In the data, extract each line that holds the string "статті".

### DATASET CONTENT

________

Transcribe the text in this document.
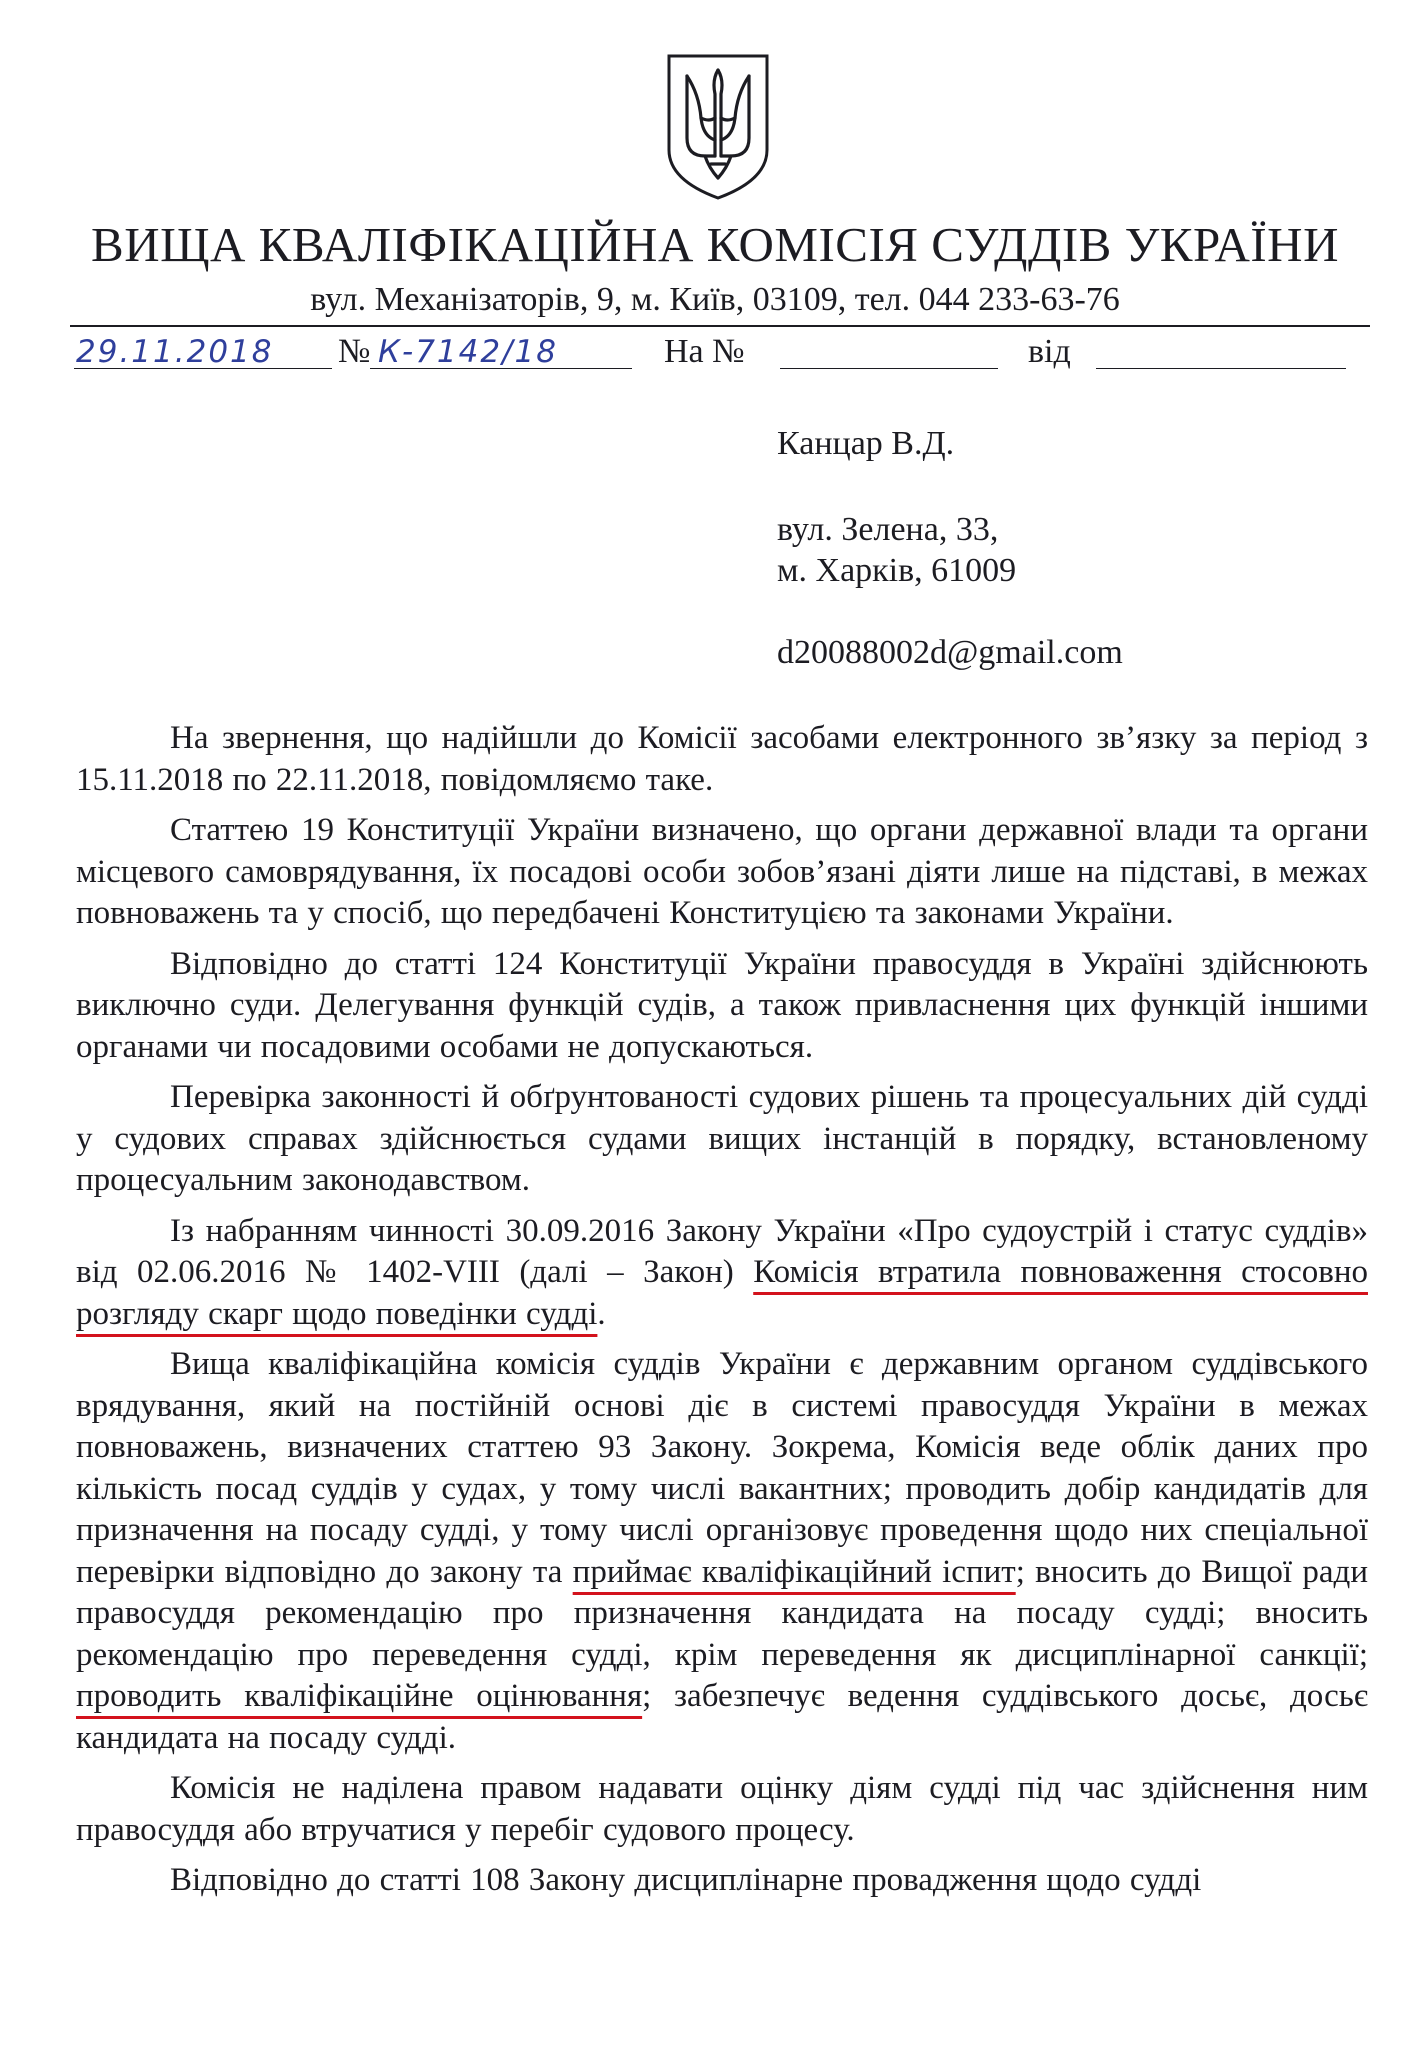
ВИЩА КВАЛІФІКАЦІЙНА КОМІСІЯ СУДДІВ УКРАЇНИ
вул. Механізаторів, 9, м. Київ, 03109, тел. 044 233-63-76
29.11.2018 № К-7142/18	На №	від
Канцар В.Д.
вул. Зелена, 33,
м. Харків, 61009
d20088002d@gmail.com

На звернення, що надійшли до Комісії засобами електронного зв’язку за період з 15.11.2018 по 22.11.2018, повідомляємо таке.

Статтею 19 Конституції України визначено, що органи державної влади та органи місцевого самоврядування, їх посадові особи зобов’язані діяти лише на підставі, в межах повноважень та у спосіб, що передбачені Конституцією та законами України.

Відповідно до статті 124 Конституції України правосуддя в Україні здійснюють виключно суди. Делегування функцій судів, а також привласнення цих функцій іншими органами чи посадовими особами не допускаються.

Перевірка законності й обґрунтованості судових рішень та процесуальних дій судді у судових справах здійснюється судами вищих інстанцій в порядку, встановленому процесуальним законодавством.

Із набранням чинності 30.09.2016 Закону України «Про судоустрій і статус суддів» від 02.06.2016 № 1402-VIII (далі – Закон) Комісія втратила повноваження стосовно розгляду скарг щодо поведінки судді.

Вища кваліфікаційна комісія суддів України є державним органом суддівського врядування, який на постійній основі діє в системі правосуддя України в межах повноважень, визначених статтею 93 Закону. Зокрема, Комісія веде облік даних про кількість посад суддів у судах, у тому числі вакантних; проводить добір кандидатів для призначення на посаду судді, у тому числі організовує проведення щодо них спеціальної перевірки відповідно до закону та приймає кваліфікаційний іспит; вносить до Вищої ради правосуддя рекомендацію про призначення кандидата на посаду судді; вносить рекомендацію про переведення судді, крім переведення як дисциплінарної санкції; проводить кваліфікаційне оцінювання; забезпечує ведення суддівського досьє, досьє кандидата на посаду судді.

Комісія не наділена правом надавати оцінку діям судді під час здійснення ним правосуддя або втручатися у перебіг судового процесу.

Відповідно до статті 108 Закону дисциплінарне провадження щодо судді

________

### RESULT FOR THIS EXERCISE
Відповідно до статті 124 Конституції України правосуддя в Україні здійснюють виключно суди. Делегування функцій судів, а також привласнення цих функцій іншими органами чи посадовими особами не допускаються.
Відповідно до статті 108 Закону дисциплінарне провадження щодо судді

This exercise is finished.